Stored records:
--- Begin ---

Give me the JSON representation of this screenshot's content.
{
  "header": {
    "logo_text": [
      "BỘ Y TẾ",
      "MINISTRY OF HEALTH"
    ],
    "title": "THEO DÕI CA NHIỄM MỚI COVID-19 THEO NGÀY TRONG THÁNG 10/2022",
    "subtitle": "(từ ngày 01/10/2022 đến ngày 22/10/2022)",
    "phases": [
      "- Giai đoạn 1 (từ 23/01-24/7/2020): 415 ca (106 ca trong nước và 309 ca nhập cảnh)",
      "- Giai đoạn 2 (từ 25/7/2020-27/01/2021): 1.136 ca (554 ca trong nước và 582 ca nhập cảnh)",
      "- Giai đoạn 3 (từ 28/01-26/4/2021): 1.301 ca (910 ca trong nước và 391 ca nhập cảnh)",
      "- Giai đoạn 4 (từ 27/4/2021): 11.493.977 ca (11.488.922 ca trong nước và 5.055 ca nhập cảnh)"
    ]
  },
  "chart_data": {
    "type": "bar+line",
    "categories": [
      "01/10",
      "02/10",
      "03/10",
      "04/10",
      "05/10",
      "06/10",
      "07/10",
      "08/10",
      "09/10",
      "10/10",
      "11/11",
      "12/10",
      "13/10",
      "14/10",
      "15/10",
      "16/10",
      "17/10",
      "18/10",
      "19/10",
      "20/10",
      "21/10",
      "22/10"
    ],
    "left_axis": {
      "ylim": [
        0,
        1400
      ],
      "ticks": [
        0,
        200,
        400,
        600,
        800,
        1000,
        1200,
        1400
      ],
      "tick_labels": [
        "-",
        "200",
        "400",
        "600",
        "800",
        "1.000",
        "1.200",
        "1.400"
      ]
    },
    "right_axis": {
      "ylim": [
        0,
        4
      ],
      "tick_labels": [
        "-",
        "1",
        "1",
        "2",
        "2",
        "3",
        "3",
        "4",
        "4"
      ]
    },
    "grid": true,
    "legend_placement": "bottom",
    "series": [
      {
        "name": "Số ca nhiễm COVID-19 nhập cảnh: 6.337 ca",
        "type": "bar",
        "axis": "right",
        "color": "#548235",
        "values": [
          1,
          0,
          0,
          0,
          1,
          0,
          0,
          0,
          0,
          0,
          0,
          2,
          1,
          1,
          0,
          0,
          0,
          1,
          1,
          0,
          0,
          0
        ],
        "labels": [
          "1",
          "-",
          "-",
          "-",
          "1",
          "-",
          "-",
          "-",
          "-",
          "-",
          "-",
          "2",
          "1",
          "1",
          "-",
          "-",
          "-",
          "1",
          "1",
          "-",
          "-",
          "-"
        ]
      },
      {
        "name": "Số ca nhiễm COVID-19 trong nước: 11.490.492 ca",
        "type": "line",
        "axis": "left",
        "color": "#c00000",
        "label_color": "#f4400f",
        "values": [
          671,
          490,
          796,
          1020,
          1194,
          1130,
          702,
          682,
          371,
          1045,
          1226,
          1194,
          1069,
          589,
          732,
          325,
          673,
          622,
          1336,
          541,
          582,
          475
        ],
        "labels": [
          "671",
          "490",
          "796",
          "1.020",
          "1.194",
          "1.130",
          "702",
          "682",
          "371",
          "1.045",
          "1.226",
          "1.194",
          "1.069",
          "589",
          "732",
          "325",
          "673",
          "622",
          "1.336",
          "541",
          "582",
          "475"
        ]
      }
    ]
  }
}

--- End ---

Task directions:
The records above should be repeated in full, exactly as given.

Task output:
Give me the JSON representation of this screenshot's content.
{
  "header": {
    "logo_text": [
      "BỘ Y TẾ",
      "MINISTRY OF HEALTH"
    ],
    "title": "THEO DÕI CA NHIỄM MỚI COVID-19 THEO NGÀY TRONG THÁNG 10/2022",
    "subtitle": "(từ ngày 01/10/2022 đến ngày 22/10/2022)",
    "phases": [
      "- Giai đoạn 1 (từ 23/01-24/7/2020): 415 ca (106 ca trong nước và 309 ca nhập cảnh)",
      "- Giai đoạn 2 (từ 25/7/2020-27/01/2021): 1.136 ca (554 ca trong nước và 582 ca nhập cảnh)",
      "- Giai đoạn 3 (từ 28/01-26/4/2021): 1.301 ca (910 ca trong nước và 391 ca nhập cảnh)",
      "- Giai đoạn 4 (từ 27/4/2021): 11.493.977 ca (11.488.922 ca trong nước và 5.055 ca nhập cảnh)"
    ]
  },
  "chart_data": {
    "type": "bar+line",
    "categories": [
      "01/10",
      "02/10",
      "03/10",
      "04/10",
      "05/10",
      "06/10",
      "07/10",
      "08/10",
      "09/10",
      "10/10",
      "11/11",
      "12/10",
      "13/10",
      "14/10",
      "15/10",
      "16/10",
      "17/10",
      "18/10",
      "19/10",
      "20/10",
      "21/10",
      "22/10"
    ],
    "left_axis": {
      "ylim": [
        0,
        1400
      ],
      "ticks": [
        0,
        200,
        400,
        600,
        800,
        1000,
        1200,
        1400
      ],
      "tick_labels": [
        "-",
        "200",
        "400",
        "600",
        "800",
        "1.000",
        "1.200",
        "1.400"
      ]
    },
    "right_axis": {
      "ylim": [
        0,
        4
      ],
      "tick_labels": [
        "-",
        "1",
        "1",
        "2",
        "2",
        "3",
        "3",
        "4",
        "4"
      ]
    },
    "grid": true,
    "legend_placement": "bottom",
    "series": [
      {
        "name": "Số ca nhiễm COVID-19 nhập cảnh: 6.337 ca",
        "type": "bar",
        "axis": "right",
        "color": "#548235",
        "values": [
          1,
          0,
          0,
          0,
          1,
          0,
          0,
          0,
          0,
          0,
          0,
          2,
          1,
          1,
          0,
          0,
          0,
          1,
          1,
          0,
          0,
          0
        ],
        "labels": [
          "1",
          "-",
          "-",
          "-",
          "1",
          "-",
          "-",
          "-",
          "-",
          "-",
          "-",
          "2",
          "1",
          "1",
          "-",
          "-",
          "-",
          "1",
          "1",
          "-",
          "-",
          "-"
        ]
      },
      {
        "name": "Số ca nhiễm COVID-19 trong nước: 11.490.492 ca",
        "type": "line",
        "axis": "left",
        "color": "#c00000",
        "label_color": "#f4400f",
        "values": [
          671,
          490,
          796,
          1020,
          1194,
          1130,
          702,
          682,
          371,
          1045,
          1226,
          1194,
          1069,
          589,
          732,
          325,
          673,
          622,
          1336,
          541,
          582,
          475
        ],
        "labels": [
          "671",
          "490",
          "796",
          "1.020",
          "1.194",
          "1.130",
          "702",
          "682",
          "371",
          "1.045",
          "1.226",
          "1.194",
          "1.069",
          "589",
          "732",
          "325",
          "673",
          "622",
          "1.336",
          "541",
          "582",
          "475"
        ]
      }
    ]
  }
}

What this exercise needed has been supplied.